[start of THE DATA]
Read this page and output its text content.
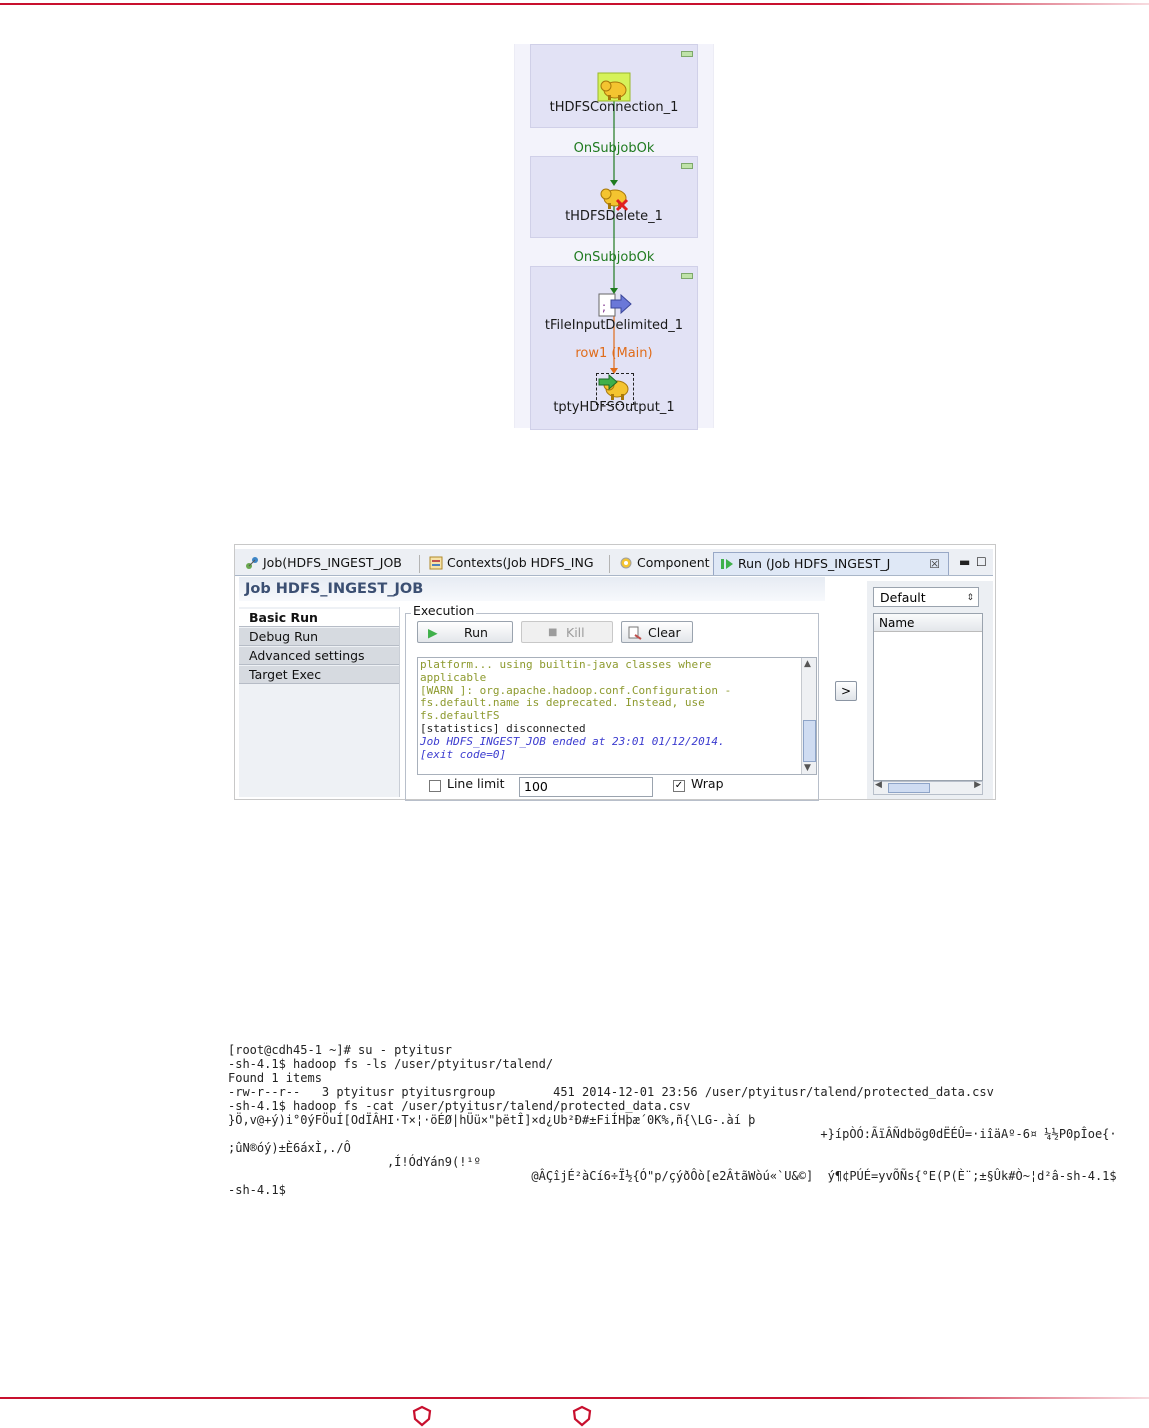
tHDFSConnection_1
OnSubjobOk
tHDFSDelete_1
OnSubjobOk
;
tFileInputDelimited_1
row1 (Main)
tptyHDFSOutput_1
Job(HDFS_INGEST_JOB	Contexts(Job HDFS_ING	Component	Run (Job HDFS_INGEST_J	☒ ▬ ☐
Job HDFS_INGEST_JOB
Basic Run
Debug Run
Advanced settings
Target Exec
Execution
▶ Run	■ Kill	Clear
platform... using builtin-java classes where
applicable
[WARN ]: org.apache.hadoop.conf.Configuration -
fs.default.name is deprecated. Instead, use
fs.defaultFS
[statistics] disconnected
Job HDFS_INGEST_JOB ended at 23:01 01/12/2014.
[exit code=0]
▲
▼
Line limit	100	✓ Wrap
>
Default	⇕
Name
◀	▶
[root@cdh45-1 ~]# su - ptyitusr
-sh-4.1$ hadoop fs -ls /user/ptyitusr/talend/
Found 1 items
-rw-r--r--   3 ptyitusr ptyitusrgroup        451 2014-12-01 23:56 /user/ptyitusr/talend/protected_data.csv
-sh-4.1$ hadoop fs -cat /user/ptyitusr/talend/protected_data.csv
}Ö,v@+ý)i°0ýFÖuÍ[OdÏÂHI·T×¦·öÉØ|hÜü×"þëtÎ]×d¿Ub²Ð#±FiÍHþæ´0K%,ñ{\LG-.àí þ
+}ípÒÓ:ÃïÂÑdbög0dËÉÛ=·iîäAº-6¤ ¼½P0pÎoe{·
;ûN®óý)±È6áxÌ,./Ô
,Í!ÓdYán9(!¹º
@ÂÇîjÉ²àCí6÷Ï½{Ó"p/çýðÔò[e2ÂtãWòú«`U&©]  ý¶¢PÚÉ=yvÕÑs{°E(P(È¨;±§Ûk#Ò~¦d²â-sh-4.1$
-sh-4.1$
[end of THE DATA]
● **EXERCISE DESCRIPTION**: Copy in full each line that holds the word "ptyitusr".

● **SOLUTION FOR THIS EXERCISE**:
[root@cdh45-1 ~]# su - ptyitusr
-sh-4.1$ hadoop fs -ls /user/ptyitusr/talend/
-rw-r--r--   3 ptyitusr ptyitusrgroup        451 2014-12-01 23:56 /user/ptyitusr/talend/protected_data.csv
-sh-4.1$ hadoop fs -cat /user/ptyitusr/talend/protected_data.csv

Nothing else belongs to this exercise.